Data records
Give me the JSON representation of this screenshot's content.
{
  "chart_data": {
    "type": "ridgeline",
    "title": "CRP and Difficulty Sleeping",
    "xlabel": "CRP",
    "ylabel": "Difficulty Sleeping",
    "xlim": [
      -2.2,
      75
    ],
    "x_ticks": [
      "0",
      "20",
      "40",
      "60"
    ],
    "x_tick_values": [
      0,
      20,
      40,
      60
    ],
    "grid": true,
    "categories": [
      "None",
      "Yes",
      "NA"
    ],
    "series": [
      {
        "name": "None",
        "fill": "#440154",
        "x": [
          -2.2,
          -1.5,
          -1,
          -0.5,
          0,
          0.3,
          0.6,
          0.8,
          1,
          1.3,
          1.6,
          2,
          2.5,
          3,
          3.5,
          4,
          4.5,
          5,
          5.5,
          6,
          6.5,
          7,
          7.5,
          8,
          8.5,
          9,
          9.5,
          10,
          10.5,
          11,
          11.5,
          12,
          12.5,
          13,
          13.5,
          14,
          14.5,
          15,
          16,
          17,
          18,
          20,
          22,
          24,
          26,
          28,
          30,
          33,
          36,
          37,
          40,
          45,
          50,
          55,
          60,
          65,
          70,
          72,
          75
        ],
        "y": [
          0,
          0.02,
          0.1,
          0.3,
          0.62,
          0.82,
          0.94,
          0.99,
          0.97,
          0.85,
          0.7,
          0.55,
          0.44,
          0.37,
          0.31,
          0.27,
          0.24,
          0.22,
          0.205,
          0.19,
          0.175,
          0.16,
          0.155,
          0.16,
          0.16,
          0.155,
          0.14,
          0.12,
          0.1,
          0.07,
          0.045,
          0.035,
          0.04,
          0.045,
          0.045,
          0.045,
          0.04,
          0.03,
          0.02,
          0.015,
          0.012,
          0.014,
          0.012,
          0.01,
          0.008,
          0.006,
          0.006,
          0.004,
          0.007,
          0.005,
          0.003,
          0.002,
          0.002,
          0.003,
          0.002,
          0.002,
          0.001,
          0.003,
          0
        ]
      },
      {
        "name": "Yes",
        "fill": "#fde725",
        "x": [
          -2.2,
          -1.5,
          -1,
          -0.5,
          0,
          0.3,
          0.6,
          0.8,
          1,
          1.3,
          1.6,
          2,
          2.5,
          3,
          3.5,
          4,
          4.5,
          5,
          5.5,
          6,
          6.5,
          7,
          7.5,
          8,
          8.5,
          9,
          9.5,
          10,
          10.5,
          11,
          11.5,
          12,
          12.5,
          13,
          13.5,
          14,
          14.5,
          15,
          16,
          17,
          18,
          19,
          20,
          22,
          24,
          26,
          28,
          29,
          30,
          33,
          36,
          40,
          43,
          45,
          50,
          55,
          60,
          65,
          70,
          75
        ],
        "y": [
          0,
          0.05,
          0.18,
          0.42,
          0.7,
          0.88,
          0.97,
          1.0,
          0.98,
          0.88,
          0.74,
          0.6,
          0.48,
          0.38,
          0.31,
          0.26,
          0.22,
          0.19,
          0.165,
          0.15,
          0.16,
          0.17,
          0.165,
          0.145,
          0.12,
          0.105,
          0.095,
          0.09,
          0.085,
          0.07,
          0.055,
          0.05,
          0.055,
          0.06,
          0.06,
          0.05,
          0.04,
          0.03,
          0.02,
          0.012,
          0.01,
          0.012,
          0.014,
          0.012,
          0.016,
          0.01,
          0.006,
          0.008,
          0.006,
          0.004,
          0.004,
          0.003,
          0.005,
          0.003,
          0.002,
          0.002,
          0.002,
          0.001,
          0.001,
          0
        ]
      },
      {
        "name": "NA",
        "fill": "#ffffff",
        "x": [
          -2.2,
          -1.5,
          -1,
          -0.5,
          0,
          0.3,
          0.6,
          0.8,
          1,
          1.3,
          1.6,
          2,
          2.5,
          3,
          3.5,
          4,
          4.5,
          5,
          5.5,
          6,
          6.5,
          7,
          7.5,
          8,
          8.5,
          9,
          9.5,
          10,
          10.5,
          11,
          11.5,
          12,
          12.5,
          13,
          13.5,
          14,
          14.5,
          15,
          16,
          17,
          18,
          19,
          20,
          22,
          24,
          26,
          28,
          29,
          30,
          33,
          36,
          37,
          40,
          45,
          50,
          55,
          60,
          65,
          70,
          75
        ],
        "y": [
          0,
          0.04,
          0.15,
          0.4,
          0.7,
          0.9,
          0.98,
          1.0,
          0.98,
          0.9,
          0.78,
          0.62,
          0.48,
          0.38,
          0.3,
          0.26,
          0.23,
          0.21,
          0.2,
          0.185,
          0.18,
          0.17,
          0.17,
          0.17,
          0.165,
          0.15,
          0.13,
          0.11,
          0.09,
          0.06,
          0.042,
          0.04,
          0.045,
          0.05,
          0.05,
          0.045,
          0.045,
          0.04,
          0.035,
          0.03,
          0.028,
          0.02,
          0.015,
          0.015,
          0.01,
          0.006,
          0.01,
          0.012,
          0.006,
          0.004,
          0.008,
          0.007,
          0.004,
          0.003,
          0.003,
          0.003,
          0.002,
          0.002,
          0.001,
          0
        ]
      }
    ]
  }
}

_What is needed_. From the data above, copy each line where the string "Difficulty" appears.

_Answer to this problem_.
    "title": "CRP and Difficulty Sleeping",
    "ylabel": "Difficulty Sleeping",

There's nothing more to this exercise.